Short problem: Output only the count of lines that contain "организации".

Source data:

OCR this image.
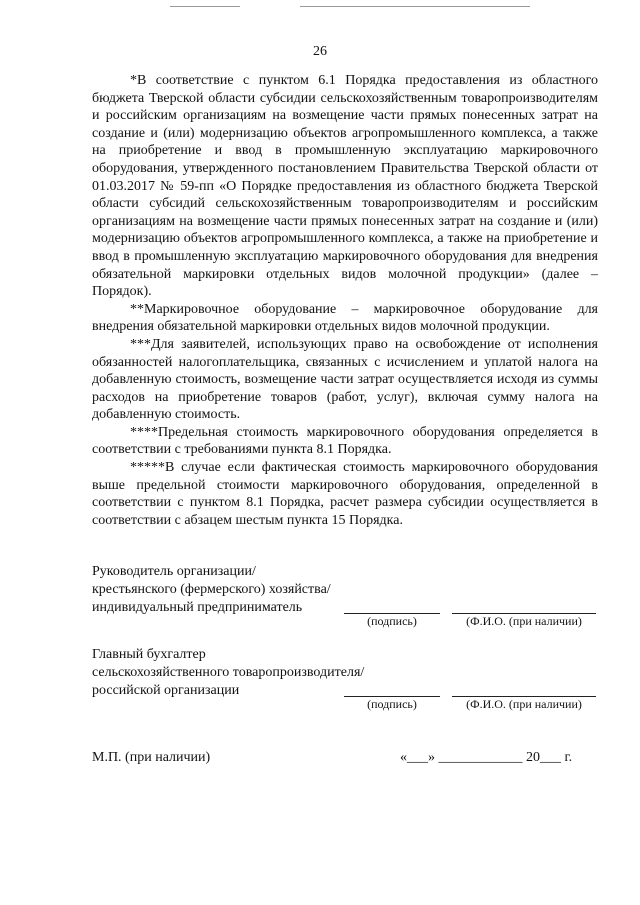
26

*В соответствие с пунктом 6.1 Порядка предоставления из областного бюджета Тверской области субсидии сельскохозяйственным товаропроизводителям и российским организациям на возмещение части прямых понесенных затрат на создание и (или) модернизацию объектов агропромышленного комплекса, а также на приобретение и ввод в промышленную эксплуатацию маркировочного оборудования, утвержденного постановлением Правительства Тверской области от 01.03.2017 № 59-пп «О Порядке предоставления из областного бюджета Тверской области субсидий сельскохозяйственным товаропроизводителям и российским организациям на возмещение части прямых понесенных затрат на создание и (или) модернизацию объектов агропромышленного комплекса, а также на приобретение и ввод в промышленную эксплуатацию маркировочного оборудования для внедрения обязательной маркировки отдельных видов молочной продукции» (далее – Порядок).

**Маркировочное оборудование – маркировочное оборудование для внедрения обязательной маркировки отдельных видов молочной продукции.

***Для заявителей, использующих право на освобождение от исполнения обязанностей налогоплательщика, связанных с исчислением и уплатой налога на добавленную стоимость, возмещение части затрат осуществляется исходя из суммы расходов на приобретение товаров (работ, услуг), включая сумму налога на добавленную стоимость.

****Предельная стоимость маркировочного оборудования определяется в соответствии с требованиями пункта 8.1 Порядка.

*****В случае если фактическая стоимость маркировочного оборудования выше предельной стоимости маркировочного оборудования, определенной в соответствии с пунктом 8.1 Порядка, расчет размера субсидии осуществляется в соответствии с абзацем шестым пункта 15 Порядка.

Руководитель организации/
крестьянского (фермерского) хозяйства/
индивидуальный предприниматель
(подпись)	(Ф.И.О. (при наличии)
Главный бухгалтер
сельскохозяйственного товаропроизводителя/
российской организации
(подпись)	(Ф.И.О. (при наличии)
М.П. (при наличии)	«___» ____________ 20___ г.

Written response: 2